Instruction A —
Answer these questions about the Razr-or-Galaxy forum thread:
(i) What two things did Zack say he wanted in his next phone?
(ii) What battery level and elapsed time did Waffleninja report?
(iii) Which phone does PappaFloyd say is still running strong for now?
Instruction B —
Write the next part of the Razr-or-Galaxy forum thread, picking up where it stops.

Source extract —
==========

# Razr or galaxy



## Zack (Jul 5, 2011)

Well my x has reached the end of its life and I'm just wondering which of the two phones everyone would suggest. I'd like limited freezing and decent battery life...and if anyone knows any common issues with either of them please let me know.

Sent from my DROIDX using Tapatalk 2


----------



## Waffleninja (Sep 3, 2011)

Nexus hands down. If you would like to experience the awesomeness that is an unlocked bootloader. The battery life is alright (im currently at 49 percent with 12 hours). This is with AOKP and a minimal kernal tweaked mind you. I'm not disappointed with the jump from the X to the Gnex.


----------



## PappaFloyd (Aug 26, 2011)

I'm going Nexus when I upgrade, X is still running strong for now though.

Sent from my DROIDX using Tapatalk 2


----------



## sgtguthrie (Jun 7, 2011)

==========

Material provided —
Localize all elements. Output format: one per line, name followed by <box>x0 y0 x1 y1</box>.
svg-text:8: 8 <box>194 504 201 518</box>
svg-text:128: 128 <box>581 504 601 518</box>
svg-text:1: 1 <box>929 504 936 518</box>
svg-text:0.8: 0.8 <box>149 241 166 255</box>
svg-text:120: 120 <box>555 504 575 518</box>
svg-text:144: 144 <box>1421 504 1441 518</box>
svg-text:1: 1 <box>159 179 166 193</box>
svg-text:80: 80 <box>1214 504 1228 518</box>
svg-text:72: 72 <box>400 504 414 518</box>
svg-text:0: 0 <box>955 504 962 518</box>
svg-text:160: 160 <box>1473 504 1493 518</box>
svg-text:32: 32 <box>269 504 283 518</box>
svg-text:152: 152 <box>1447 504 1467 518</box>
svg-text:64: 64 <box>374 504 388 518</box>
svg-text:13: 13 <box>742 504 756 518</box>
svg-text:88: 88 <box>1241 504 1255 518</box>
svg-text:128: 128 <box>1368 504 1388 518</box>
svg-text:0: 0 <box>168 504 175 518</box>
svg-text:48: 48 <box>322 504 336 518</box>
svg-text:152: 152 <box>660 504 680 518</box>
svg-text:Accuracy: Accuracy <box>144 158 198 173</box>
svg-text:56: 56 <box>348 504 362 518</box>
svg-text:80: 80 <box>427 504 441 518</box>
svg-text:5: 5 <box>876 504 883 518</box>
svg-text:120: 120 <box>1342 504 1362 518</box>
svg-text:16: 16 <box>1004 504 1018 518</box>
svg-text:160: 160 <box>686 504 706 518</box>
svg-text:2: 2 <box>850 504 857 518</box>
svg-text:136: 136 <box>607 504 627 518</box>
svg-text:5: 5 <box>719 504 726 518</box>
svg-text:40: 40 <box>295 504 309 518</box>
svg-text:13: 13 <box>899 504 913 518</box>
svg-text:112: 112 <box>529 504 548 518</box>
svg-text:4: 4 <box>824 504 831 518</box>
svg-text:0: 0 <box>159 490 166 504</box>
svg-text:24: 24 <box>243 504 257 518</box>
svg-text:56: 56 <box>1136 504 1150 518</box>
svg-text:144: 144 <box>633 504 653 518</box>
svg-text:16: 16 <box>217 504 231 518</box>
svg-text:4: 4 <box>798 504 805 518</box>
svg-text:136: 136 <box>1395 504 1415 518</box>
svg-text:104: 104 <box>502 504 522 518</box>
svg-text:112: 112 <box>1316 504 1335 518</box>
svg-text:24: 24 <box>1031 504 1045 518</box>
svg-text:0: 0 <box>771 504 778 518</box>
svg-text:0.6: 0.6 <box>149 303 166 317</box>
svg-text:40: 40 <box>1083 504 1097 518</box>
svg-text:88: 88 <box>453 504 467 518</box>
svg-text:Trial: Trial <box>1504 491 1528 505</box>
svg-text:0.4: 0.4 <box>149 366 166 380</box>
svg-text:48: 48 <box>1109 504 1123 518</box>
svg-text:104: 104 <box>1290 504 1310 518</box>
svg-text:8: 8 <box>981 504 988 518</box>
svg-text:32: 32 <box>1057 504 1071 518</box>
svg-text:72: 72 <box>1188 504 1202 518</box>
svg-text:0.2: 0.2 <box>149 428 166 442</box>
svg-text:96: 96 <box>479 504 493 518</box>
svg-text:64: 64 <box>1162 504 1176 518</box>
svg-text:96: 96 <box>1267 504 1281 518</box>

==========

Written reply A —
(i) Limited freezing and decent battery life.
(ii) 49 percent with 12 hours.
(iii) The X.

Written reply B —
I'm liking my razr maxx. I really wanted the nexus, but I looked at the hardware and knew I wouldn't be happy with the weak camera and battery for 2 years +. Maxx has a decent dev community too, mostly at droidrzr.com

Ics is sure tasty on it too!

Sent from my DROID Razr Maxx via Tapatalk 2


----------



## Waffleninja (Sep 3, 2011)

If it means anything to you a well, I believe the new operating software 4.1 will be coming to the Nexus within a month or too, still speculation.


----------



## simonbarsinistr (Dec 23, 2011)

sgtguthrie said:


> I'm liking my razr maxx. I really wanted the nexus, but I looked at the hardware and knew I wouldn't be happy with the weak camera and battery for 2 years +. Maxx has a decent dev community too, mostly at droidrzr.com
> 
> Ics is sure tasty on it too!
> 
> Sent from my DROID Razr Maxx via Tapatalk 2


Weak camera? The camera on the nexus is very good, like iphone good, in terms of hardware and software.

Tapped from my unicorn'd Gnex


----------



## x13thangelx (Jun 8, 2011)

Really going to be personal preference as they both have their strong points.

Razr
pro's
battery life
build quality
semi-working kexec on gsm models
better camera

cons
non-removable battery
smaller dev community (but it looks like its still growing as it goes)
locked bootloader
means no true custom recovery (not a big deal with safestrap)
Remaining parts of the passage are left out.